WRITTEN REQUEST: Omit all pictures and give the records below again exactly as written.

DATA PROVIDED:
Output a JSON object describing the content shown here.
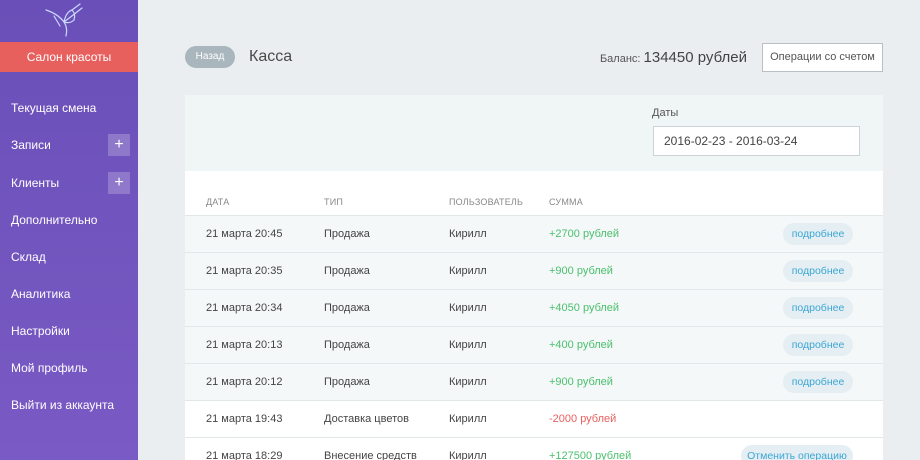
{
  "sidebar": {
    "salon_label": "Салон красоты",
    "items": [
      {
        "label": "Текущая смена",
        "has_plus": false
      },
      {
        "label": "Записи",
        "has_plus": true
      },
      {
        "label": "Клиенты",
        "has_plus": true
      },
      {
        "label": "Дополнительно",
        "has_plus": false
      },
      {
        "label": "Склад",
        "has_plus": false
      },
      {
        "label": "Аналитика",
        "has_plus": false
      },
      {
        "label": "Настройки",
        "has_plus": false
      },
      {
        "label": "Мой профиль",
        "has_plus": false
      },
      {
        "label": "Выйти из аккаунта",
        "has_plus": false
      }
    ],
    "plus_symbol": "+"
  },
  "header": {
    "back_label": "Назад",
    "title": "Касса",
    "balance_label": "Баланс:",
    "balance_value": "134450 рублей",
    "ops_button": "Операции со счетом"
  },
  "filter": {
    "dates_label": "Даты",
    "dates_value": "2016-02-23 - 2016-03-24"
  },
  "table": {
    "columns": [
      "Дата",
      "Тип",
      "Пользователь",
      "Сумма"
    ],
    "rows": [
      {
        "date": "21 марта 20:45",
        "type": "Продажа",
        "user": "Кирилл",
        "amount": "+2700 рублей",
        "positive": true,
        "action": "подробнее"
      },
      {
        "date": "21 марта 20:35",
        "type": "Продажа",
        "user": "Кирилл",
        "amount": "+900 рублей",
        "positive": true,
        "action": "подробнее"
      },
      {
        "date": "21 марта 20:34",
        "type": "Продажа",
        "user": "Кирилл",
        "amount": "+4050 рублей",
        "positive": true,
        "action": "подробнее"
      },
      {
        "date": "21 марта 20:13",
        "type": "Продажа",
        "user": "Кирилл",
        "amount": "+400 рублей",
        "positive": true,
        "action": "подробнее"
      },
      {
        "date": "21 марта 20:12",
        "type": "Продажа",
        "user": "Кирилл",
        "amount": "+900 рублей",
        "positive": true,
        "action": "подробнее"
      },
      {
        "date": "21 марта 19:43",
        "type": "Доставка цветов",
        "user": "Кирилл",
        "amount": "-2000 рублей",
        "positive": false,
        "action": ""
      },
      {
        "date": "21 марта 18:29",
        "type": "Внесение средств",
        "user": "Кирилл",
        "amount": "+127500 рублей",
        "positive": true,
        "action": "Отменить операцию"
      }
    ]
  },
  "colors": {
    "sidebar": "#6a4fb8",
    "salon_button": "#e8605e",
    "positive": "#4cc06e",
    "negative": "#e8605e",
    "link": "#3aa6d4"
  },
  "icons": {
    "logo": "hummingbird-logo-icon",
    "plus": "plus-icon"
  }
}
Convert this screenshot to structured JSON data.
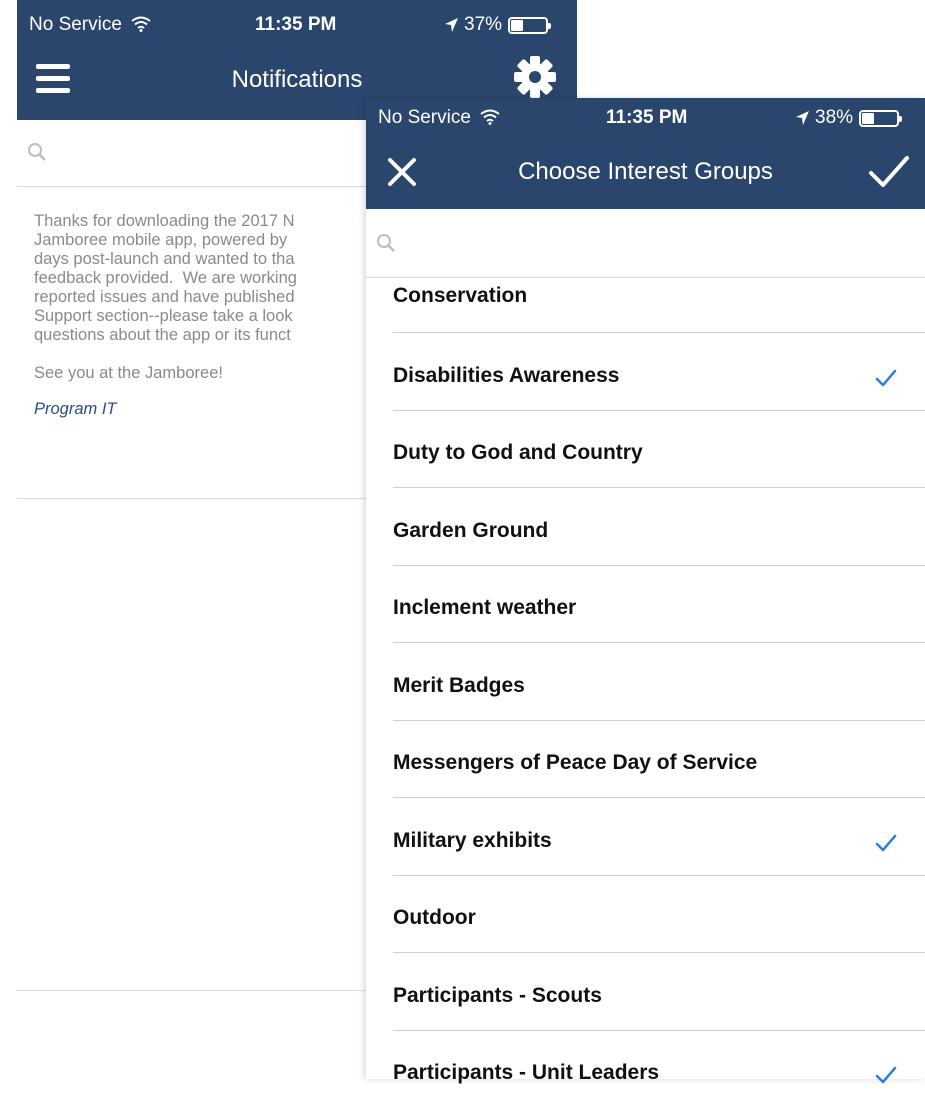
{
  "notifications_screen": {
    "status": {
      "carrier": "No Service",
      "time": "11:35 PM",
      "battery": "37%",
      "battery_level": 0.37
    },
    "title": "Notifications",
    "message_lines": [
      "Thanks for downloading the 2017 N",
      "Jamboree mobile app, powered by ",
      "days post-launch and wanted to tha",
      "feedback provided.  We are working",
      "reported issues and have published",
      "Support section--please take a look",
      "questions about the app or its funct"
    ],
    "closing": "See you at the Jamboree!",
    "signature": "Program IT"
  },
  "interest_screen": {
    "status": {
      "carrier": "No Service",
      "time": "11:35 PM",
      "battery": "38%",
      "battery_level": 0.38
    },
    "title": "Choose Interest Groups",
    "groups": [
      {
        "label": "Conservation",
        "checked": false
      },
      {
        "label": "Disabilities Awareness",
        "checked": true
      },
      {
        "label": "Duty to God and Country",
        "checked": false
      },
      {
        "label": "Garden Ground",
        "checked": false
      },
      {
        "label": "Inclement weather",
        "checked": false
      },
      {
        "label": "Merit Badges",
        "checked": false
      },
      {
        "label": "Messengers of Peace Day of Service",
        "checked": false
      },
      {
        "label": "Military exhibits",
        "checked": true
      },
      {
        "label": "Outdoor",
        "checked": false
      },
      {
        "label": "Participants - Scouts",
        "checked": false
      },
      {
        "label": "Participants - Unit Leaders",
        "checked": true
      }
    ]
  },
  "colors": {
    "nav": "#2a466d",
    "check": "#2f7fd8",
    "signature": "#2a4d80"
  },
  "icons": [
    "wifi-icon",
    "location-arrow-icon",
    "battery-icon",
    "hamburger-menu-icon",
    "gear-icon",
    "search-icon",
    "close-icon",
    "checkmark-icon"
  ]
}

SOLVED EXERCISE:
Output a JSON object describing the content shown here.
{
  "sidebar": {
    "salon_label": "Салон красоты",
    "items": [
      {
        "label": "Текущая смена",
        "has_plus": false
      },
      {
        "label": "Записи",
        "has_plus": true
      },
      {
        "label": "Клиенты",
        "has_plus": true
      },
      {
        "label": "Дополнительно",
        "has_plus": false
      },
      {
        "label": "Склад",
        "has_plus": false
      },
      {
        "label": "Аналитика",
        "has_plus": false
      },
      {
        "label": "Настройки",
        "has_plus": false
      },
      {
        "label": "Мой профиль",
        "has_plus": false
      },
      {
        "label": "Выйти из аккаунта",
        "has_plus": false
      }
    ],
    "plus_symbol": "+"
  },
  "header": {
    "back_label": "Назад",
    "title": "Касса",
    "balance_label": "Баланс:",
    "balance_value": "134450 рублей",
    "ops_button": "Операции со счетом"
  },
  "filter": {
    "dates_label": "Даты",
    "dates_value": "2016-02-23 - 2016-03-24"
  },
  "table": {
    "columns": [
      "Дата",
      "Тип",
      "Пользователь",
      "Сумма"
    ],
    "rows": [
      {
        "date": "21 марта 20:45",
        "type": "Продажа",
        "user": "Кирилл",
        "amount": "+2700 рублей",
        "positive": true,
        "action": "подробнее"
      },
      {
        "date": "21 марта 20:35",
        "type": "Продажа",
        "user": "Кирилл",
        "amount": "+900 рублей",
        "positive": true,
        "action": "подробнее"
      },
      {
        "date": "21 марта 20:34",
        "type": "Продажа",
        "user": "Кирилл",
        "amount": "+4050 рублей",
        "positive": true,
        "action": "подробнее"
      },
      {
        "date": "21 марта 20:13",
        "type": "Продажа",
        "user": "Кирилл",
        "amount": "+400 рублей",
        "positive": true,
        "action": "подробнее"
      },
      {
        "date": "21 марта 20:12",
        "type": "Продажа",
        "user": "Кирилл",
        "amount": "+900 рублей",
        "positive": true,
        "action": "подробнее"
      },
      {
        "date": "21 марта 19:43",
        "type": "Доставка цветов",
        "user": "Кирилл",
        "amount": "-2000 рублей",
        "positive": false,
        "action": ""
      },
      {
        "date": "21 марта 18:29",
        "type": "Внесение средств",
        "user": "Кирилл",
        "amount": "+127500 рублей",
        "positive": true,
        "action": "Отменить операцию"
      }
    ]
  },
  "colors": {
    "sidebar": "#6a4fb8",
    "salon_button": "#e8605e",
    "positive": "#4cc06e",
    "negative": "#e8605e",
    "link": "#3aa6d4"
  },
  "icons": {
    "logo": "hummingbird-logo-icon",
    "plus": "plus-icon"
  }
}
Convert this screenshot to structured JSON data.
{
  "notifications_screen": {
    "status": {
      "carrier": "No Service",
      "time": "11:35 PM",
      "battery": "37%",
      "battery_level": 0.37
    },
    "title": "Notifications",
    "message_lines": [
      "Thanks for downloading the 2017 N",
      "Jamboree mobile app, powered by ",
      "days post-launch and wanted to tha",
      "feedback provided.  We are working",
      "reported issues and have published",
      "Support section--please take a look",
      "questions about the app or its funct"
    ],
    "closing": "See you at the Jamboree!",
    "signature": "Program IT"
  },
  "interest_screen": {
    "status": {
      "carrier": "No Service",
      "time": "11:35 PM",
      "battery": "38%",
      "battery_level": 0.38
    },
    "title": "Choose Interest Groups",
    "groups": [
      {
        "label": "Conservation",
        "checked": false
      },
      {
        "label": "Disabilities Awareness",
        "checked": true
      },
      {
        "label": "Duty to God and Country",
        "checked": false
      },
      {
        "label": "Garden Ground",
        "checked": false
      },
      {
        "label": "Inclement weather",
        "checked": false
      },
      {
        "label": "Merit Badges",
        "checked": false
      },
      {
        "label": "Messengers of Peace Day of Service",
        "checked": false
      },
      {
        "label": "Military exhibits",
        "checked": true
      },
      {
        "label": "Outdoor",
        "checked": false
      },
      {
        "label": "Participants - Scouts",
        "checked": false
      },
      {
        "label": "Participants - Unit Leaders",
        "checked": true
      }
    ]
  },
  "colors": {
    "nav": "#2a466d",
    "check": "#2f7fd8",
    "signature": "#2a4d80"
  },
  "icons": [
    "wifi-icon",
    "location-arrow-icon",
    "battery-icon",
    "hamburger-menu-icon",
    "gear-icon",
    "search-icon",
    "close-icon",
    "checkmark-icon"
  ]
}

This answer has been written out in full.